* _Brief_:
Return all of the entries exactly, with nothing added or left out.

** Begin **

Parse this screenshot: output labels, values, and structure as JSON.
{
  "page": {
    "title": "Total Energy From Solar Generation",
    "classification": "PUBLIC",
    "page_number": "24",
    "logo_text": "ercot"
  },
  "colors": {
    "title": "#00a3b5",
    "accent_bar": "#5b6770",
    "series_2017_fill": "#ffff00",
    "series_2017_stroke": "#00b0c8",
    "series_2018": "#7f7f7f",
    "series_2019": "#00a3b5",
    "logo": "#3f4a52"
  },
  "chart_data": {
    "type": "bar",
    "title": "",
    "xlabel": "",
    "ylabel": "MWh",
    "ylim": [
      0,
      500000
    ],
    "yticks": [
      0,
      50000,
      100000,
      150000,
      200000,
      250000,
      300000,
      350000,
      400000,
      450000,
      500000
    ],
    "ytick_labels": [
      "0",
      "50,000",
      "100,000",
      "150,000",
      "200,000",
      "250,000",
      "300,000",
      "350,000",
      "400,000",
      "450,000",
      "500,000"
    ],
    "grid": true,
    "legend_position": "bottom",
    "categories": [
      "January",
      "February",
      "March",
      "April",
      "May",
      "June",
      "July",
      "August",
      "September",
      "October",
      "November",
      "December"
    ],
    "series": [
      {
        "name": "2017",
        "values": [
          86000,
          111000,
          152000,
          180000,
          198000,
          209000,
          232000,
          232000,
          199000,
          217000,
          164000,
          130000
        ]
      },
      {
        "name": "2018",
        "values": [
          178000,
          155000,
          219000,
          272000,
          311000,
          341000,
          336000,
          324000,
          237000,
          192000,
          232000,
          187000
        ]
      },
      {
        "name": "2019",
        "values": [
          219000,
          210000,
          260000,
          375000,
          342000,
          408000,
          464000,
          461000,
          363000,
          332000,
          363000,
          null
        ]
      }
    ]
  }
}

** End **

* _Solved exercise_:
Parse this screenshot: output labels, values, and structure as JSON.
{
  "page": {
    "title": "Total Energy From Solar Generation",
    "classification": "PUBLIC",
    "page_number": "24",
    "logo_text": "ercot"
  },
  "colors": {
    "title": "#00a3b5",
    "accent_bar": "#5b6770",
    "series_2017_fill": "#ffff00",
    "series_2017_stroke": "#00b0c8",
    "series_2018": "#7f7f7f",
    "series_2019": "#00a3b5",
    "logo": "#3f4a52"
  },
  "chart_data": {
    "type": "bar",
    "title": "",
    "xlabel": "",
    "ylabel": "MWh",
    "ylim": [
      0,
      500000
    ],
    "yticks": [
      0,
      50000,
      100000,
      150000,
      200000,
      250000,
      300000,
      350000,
      400000,
      450000,
      500000
    ],
    "ytick_labels": [
      "0",
      "50,000",
      "100,000",
      "150,000",
      "200,000",
      "250,000",
      "300,000",
      "350,000",
      "400,000",
      "450,000",
      "500,000"
    ],
    "grid": true,
    "legend_position": "bottom",
    "categories": [
      "January",
      "February",
      "March",
      "April",
      "May",
      "June",
      "July",
      "August",
      "September",
      "October",
      "November",
      "December"
    ],
    "series": [
      {
        "name": "2017",
        "values": [
          86000,
          111000,
          152000,
          180000,
          198000,
          209000,
          232000,
          232000,
          199000,
          217000,
          164000,
          130000
        ]
      },
      {
        "name": "2018",
        "values": [
          178000,
          155000,
          219000,
          272000,
          311000,
          341000,
          336000,
          324000,
          237000,
          192000,
          232000,
          187000
        ]
      },
      {
        "name": "2019",
        "values": [
          219000,
          210000,
          260000,
          375000,
          342000,
          408000,
          464000,
          461000,
          363000,
          332000,
          363000,
          null
        ]
      }
    ]
  }
}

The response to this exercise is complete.